Records from a collection:
╔══
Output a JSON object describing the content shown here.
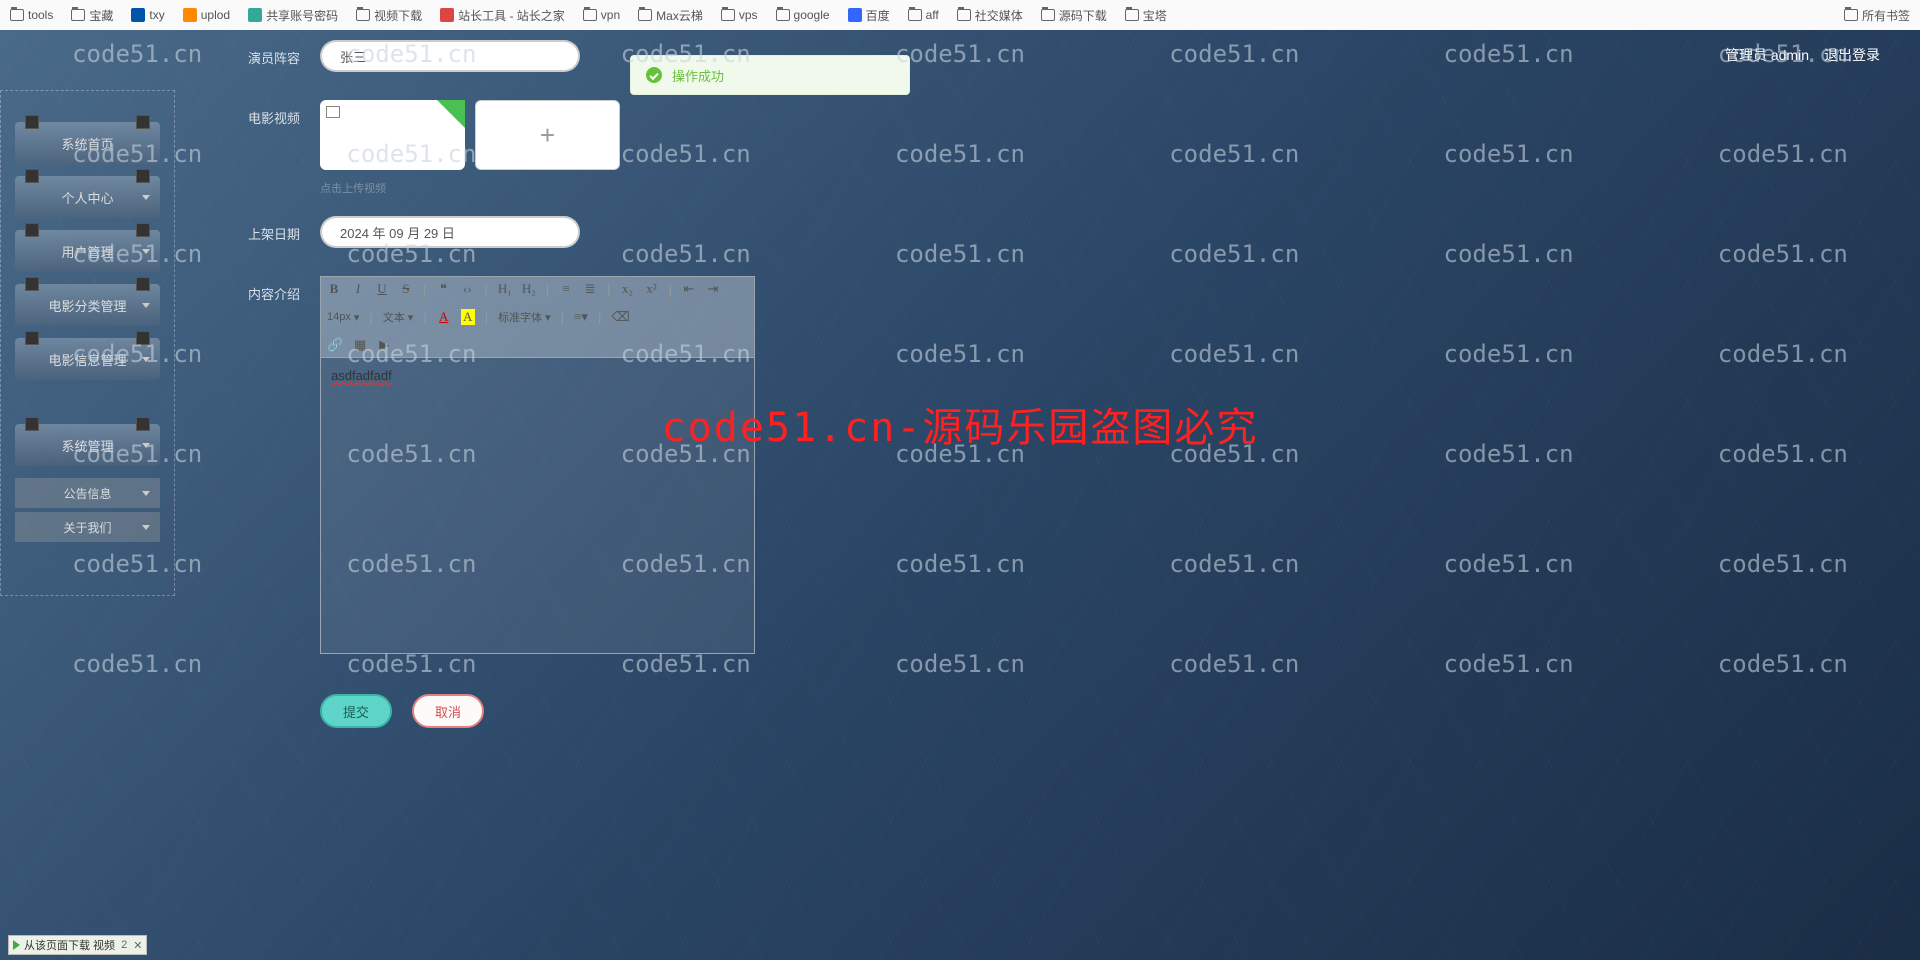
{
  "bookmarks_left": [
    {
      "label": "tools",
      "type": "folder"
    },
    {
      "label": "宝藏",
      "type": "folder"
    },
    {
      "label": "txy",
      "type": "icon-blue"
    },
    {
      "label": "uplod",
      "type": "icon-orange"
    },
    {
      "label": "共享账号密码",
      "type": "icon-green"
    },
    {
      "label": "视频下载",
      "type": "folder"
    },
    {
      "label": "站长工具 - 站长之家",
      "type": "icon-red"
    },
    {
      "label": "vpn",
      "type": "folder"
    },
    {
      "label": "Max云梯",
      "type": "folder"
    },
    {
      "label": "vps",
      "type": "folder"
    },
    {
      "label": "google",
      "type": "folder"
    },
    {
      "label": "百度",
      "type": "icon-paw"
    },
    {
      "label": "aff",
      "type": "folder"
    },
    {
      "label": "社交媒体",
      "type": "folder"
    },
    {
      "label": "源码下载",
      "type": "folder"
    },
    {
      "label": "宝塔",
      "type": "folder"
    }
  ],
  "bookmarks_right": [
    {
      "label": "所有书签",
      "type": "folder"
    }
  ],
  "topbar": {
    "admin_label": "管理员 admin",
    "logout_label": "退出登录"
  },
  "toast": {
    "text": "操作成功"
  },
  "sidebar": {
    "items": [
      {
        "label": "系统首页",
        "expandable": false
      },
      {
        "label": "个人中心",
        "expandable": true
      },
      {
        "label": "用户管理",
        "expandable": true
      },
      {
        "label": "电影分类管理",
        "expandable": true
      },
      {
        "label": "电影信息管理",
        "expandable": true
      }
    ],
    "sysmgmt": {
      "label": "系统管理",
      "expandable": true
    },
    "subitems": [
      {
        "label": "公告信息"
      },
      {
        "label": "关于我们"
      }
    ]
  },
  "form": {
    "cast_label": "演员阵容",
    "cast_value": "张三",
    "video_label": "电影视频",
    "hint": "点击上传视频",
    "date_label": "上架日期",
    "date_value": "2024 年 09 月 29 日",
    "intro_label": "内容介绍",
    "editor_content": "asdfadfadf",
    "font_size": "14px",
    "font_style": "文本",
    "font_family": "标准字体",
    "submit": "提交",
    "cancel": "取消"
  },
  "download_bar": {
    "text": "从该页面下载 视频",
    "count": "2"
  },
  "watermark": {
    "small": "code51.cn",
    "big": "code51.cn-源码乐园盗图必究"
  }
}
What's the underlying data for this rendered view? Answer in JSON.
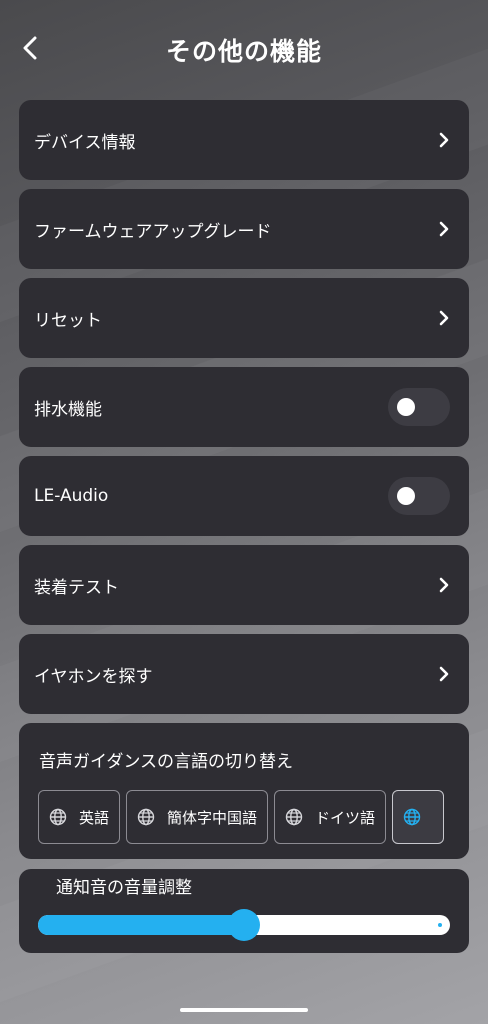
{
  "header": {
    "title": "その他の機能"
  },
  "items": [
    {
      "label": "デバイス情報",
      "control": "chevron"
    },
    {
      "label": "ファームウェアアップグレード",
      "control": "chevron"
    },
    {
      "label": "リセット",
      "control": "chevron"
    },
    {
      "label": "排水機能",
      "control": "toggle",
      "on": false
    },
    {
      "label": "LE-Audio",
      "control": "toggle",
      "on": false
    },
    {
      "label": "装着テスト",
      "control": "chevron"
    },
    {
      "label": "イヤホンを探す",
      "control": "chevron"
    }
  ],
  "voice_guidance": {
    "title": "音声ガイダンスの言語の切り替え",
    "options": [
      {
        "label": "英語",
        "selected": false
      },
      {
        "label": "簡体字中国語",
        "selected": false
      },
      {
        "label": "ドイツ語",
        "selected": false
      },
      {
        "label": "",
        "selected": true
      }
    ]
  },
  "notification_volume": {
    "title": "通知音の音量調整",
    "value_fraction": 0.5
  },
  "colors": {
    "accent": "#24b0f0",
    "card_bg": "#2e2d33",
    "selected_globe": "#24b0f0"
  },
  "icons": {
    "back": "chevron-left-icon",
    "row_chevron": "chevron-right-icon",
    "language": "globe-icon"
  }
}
╚══
Written exercise: Filter the listing for the word "title" and copy every line that holds it.

Result of this exercise:
    "title": "その他の機能"
    "title": "音声ガイダンスの言語の切り替え",
    "title": "通知音の音量調整",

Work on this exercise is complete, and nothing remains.